::: Textauszug :::
Seit dem Prozess gegen O.J. Simpson hat kein Mordprozess in den USA solches Aufsehen erregt: Phil Spector wird vorgeworfen, vor vier Jahren die Schauspielerin Lana Clarkson erschossen zu haben.

Los Angeles - Zum Auftakt des Verfahrens zeichnete die Anklage ein finsteres Bild des Starproduzenten. Spector werde unter bestimmten Umständen "böse und gefährlich", sagte Staatsanwalt Alan Jackson in seinem Eröffnungsplädoyer vor dem Kammergericht in Los Angeles. Die Anklage wirft dem exzentrischen Starproduzenten vor, vor vier Jahren die Schauspielerin Lana Clarkson in seiner Villa in Los Angeles erschossen zu haben. Sie will nachweisen, dass Spector eine geladene Pistole in ihren Mund gesteckt und dann abgedrückt hatte. Die Verteidigung beteuert Spectors Unschuld.
:::
Aufgabe
Führe den Bericht über den Prozess gegen Phil Spector nach seinem letzten Satz weiter. Die anschließenden Zeilen haben nichts mit dem Bericht über den Prozess gegen Phil Spector zu tun.
::: Datenauszug :::
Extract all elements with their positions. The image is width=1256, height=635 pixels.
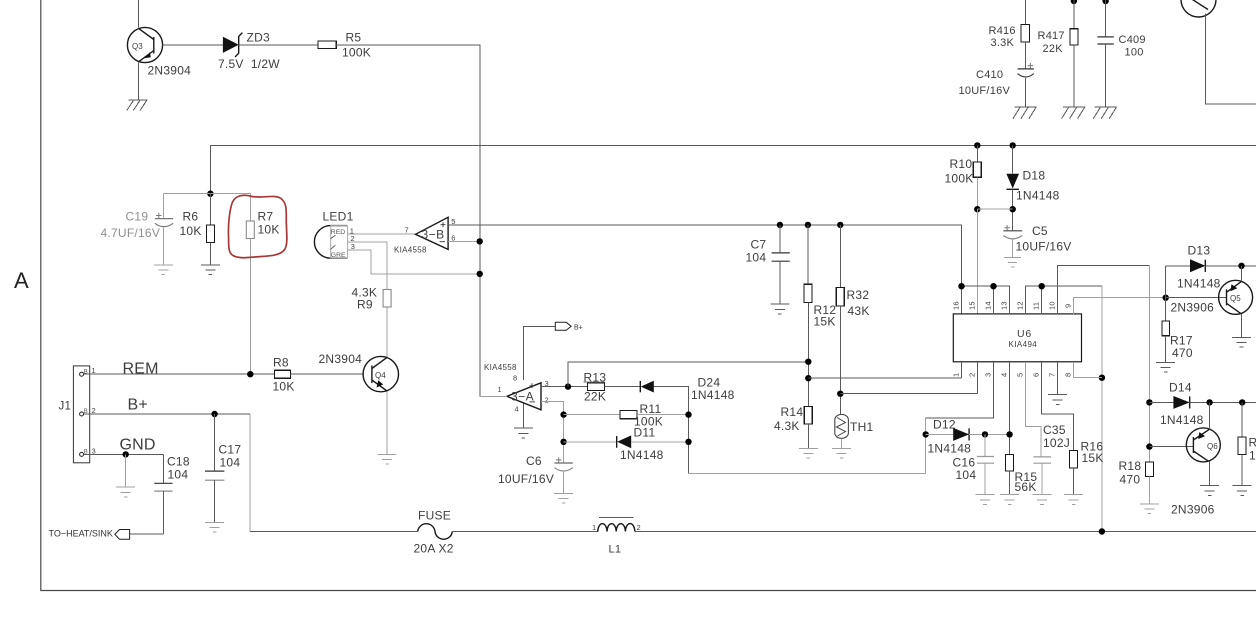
:::
Schriftliche Antwort
Mit Hilfe von mehreren Zeuginnen will Staatsanwalt Jackson nachweisen, dass Spector schon seit Jahrzehnten immer wieder gewalttätig gegenüber Frauen wurde. Einer ehemaligen Freundin soll er sogar zweimal eine Pistole gegen die Schläfe gehalten haben. Meist sei er in volltrunkenem Zustand in Rage geraten, wenn die Bekanntschaften sein Haus verlassen wollten, sagte Jackson. Lana Clarkson sei dabei sein letztes Opfer gewesen.

Anwalt klagt über Vorverurteilung

Staranwalt Bruce Cutler hielt dagegen an Spectors Version fest, wonach Clarkson versehentlich in betrunkenem Zustand Selbstmord begangen hat. Er warf der Polizei Vorverurteilung vor: Sie sei sofort von einem Mord ausgegangen, als sie von dem Tod Clarksons gehört habe. Gleichzeitig zog der Verteidiger die Glaubwürdigkeit der angekündigten Zeuginnen in Zweifel - diese hätten auch nach Clarksons Tod Beziehungen zu dem Produzenten gehabt.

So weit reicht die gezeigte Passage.